(Written instruction):
Among the entries that follow, tally the lines with the string "joye". Give no more than the number.

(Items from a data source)

-----

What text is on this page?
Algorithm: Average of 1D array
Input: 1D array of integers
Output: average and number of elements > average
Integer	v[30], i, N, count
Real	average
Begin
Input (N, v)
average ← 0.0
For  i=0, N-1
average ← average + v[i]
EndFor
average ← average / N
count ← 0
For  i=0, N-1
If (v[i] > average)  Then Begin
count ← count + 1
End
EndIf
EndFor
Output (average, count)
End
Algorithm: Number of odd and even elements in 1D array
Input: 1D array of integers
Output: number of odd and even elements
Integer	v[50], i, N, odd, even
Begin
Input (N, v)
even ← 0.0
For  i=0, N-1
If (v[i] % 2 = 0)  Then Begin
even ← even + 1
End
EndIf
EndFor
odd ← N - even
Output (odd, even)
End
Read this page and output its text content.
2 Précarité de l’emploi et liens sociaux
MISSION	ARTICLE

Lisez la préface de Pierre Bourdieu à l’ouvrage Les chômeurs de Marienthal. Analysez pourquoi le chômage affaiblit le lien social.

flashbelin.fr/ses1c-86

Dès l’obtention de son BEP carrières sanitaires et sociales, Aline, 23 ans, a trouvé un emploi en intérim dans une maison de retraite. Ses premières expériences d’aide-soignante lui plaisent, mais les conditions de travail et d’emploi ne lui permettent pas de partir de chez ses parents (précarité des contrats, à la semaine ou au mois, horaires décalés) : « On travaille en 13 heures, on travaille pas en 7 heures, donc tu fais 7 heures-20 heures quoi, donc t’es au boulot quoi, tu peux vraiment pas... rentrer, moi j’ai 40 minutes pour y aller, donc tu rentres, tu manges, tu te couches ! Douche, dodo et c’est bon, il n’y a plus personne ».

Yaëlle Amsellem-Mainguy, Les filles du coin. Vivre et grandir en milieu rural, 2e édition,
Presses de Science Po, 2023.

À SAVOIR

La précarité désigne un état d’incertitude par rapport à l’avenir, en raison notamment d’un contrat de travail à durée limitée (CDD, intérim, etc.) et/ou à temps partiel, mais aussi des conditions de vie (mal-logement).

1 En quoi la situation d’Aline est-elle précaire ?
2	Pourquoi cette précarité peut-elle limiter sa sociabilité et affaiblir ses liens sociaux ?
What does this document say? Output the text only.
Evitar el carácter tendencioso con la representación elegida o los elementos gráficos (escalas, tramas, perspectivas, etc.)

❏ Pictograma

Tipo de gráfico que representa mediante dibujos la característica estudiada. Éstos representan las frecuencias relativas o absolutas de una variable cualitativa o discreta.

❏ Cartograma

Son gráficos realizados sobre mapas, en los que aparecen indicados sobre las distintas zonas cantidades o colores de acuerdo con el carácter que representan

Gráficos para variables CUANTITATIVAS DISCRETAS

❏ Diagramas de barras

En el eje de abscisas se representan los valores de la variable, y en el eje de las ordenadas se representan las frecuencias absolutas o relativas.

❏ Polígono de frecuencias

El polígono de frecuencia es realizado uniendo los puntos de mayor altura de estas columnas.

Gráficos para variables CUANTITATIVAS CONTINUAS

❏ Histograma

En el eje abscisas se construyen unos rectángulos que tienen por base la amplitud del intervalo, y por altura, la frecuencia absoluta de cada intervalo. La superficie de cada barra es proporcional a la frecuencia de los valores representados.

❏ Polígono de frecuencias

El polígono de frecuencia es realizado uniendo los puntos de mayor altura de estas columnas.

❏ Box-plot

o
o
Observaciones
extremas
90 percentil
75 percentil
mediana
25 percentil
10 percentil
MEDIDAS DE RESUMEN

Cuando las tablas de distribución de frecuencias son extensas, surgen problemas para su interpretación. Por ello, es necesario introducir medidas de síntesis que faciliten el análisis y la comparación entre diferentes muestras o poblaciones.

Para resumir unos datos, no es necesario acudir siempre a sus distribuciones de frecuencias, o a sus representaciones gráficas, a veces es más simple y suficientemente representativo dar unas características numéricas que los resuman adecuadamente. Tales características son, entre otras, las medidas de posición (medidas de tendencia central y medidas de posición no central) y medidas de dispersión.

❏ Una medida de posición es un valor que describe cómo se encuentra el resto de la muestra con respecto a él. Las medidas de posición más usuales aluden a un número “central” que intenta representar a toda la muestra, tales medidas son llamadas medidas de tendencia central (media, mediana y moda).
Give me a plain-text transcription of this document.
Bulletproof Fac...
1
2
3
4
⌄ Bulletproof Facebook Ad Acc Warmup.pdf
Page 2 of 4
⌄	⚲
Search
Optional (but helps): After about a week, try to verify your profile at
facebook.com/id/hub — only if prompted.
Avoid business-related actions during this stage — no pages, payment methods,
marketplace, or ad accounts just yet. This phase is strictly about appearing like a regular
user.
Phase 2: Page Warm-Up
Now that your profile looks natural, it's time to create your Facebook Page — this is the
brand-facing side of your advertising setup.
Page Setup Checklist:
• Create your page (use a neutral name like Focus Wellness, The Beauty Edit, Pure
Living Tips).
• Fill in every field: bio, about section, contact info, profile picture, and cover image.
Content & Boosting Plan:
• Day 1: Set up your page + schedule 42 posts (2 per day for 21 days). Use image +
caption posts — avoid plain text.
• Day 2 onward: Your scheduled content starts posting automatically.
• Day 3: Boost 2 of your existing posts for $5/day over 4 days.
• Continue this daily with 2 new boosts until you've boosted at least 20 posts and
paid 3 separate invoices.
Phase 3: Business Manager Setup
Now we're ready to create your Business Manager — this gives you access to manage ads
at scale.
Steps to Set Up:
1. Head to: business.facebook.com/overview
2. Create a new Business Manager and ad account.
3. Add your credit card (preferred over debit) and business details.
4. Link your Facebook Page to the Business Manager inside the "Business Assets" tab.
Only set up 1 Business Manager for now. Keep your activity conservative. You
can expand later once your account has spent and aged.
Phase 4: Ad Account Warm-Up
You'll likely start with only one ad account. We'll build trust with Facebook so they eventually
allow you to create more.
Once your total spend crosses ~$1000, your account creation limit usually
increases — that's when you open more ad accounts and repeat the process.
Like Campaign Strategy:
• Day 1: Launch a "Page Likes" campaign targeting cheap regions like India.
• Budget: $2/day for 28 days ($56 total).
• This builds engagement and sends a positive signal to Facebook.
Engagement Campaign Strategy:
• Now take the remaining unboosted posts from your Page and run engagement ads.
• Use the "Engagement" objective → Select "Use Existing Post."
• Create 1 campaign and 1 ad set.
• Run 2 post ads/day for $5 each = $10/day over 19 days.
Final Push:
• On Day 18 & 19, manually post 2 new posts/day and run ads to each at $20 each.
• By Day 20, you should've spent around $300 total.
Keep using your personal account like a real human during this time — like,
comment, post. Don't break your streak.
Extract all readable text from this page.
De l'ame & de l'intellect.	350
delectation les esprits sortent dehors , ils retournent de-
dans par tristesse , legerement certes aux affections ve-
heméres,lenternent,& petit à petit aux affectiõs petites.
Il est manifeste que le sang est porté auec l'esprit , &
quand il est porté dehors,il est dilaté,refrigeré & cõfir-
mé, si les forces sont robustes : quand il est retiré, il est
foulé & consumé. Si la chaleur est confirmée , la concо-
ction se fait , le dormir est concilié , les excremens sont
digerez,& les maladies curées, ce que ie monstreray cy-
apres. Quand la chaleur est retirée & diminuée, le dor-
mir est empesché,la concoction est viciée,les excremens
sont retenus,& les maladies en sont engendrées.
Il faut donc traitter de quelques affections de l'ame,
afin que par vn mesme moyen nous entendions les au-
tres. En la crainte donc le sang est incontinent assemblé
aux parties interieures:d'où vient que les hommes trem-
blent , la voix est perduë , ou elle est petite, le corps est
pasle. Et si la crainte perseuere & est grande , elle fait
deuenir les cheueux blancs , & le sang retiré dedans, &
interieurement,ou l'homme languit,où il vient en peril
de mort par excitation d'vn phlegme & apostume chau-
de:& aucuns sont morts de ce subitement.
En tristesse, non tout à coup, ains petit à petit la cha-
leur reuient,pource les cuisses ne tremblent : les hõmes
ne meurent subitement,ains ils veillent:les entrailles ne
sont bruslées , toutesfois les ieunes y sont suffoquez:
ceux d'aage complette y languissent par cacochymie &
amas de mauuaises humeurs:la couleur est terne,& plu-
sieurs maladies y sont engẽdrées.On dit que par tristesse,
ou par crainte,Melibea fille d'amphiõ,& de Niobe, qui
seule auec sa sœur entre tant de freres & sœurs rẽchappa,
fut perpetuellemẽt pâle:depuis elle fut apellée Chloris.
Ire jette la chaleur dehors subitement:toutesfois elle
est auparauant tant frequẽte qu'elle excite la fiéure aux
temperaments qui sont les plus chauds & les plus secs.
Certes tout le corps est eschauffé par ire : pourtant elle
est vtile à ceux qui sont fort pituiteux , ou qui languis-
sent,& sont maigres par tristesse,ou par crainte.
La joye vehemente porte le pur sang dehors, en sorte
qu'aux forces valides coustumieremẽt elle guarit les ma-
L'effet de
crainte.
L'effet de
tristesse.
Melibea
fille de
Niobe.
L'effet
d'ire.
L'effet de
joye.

-----

(Result of the exercise):
2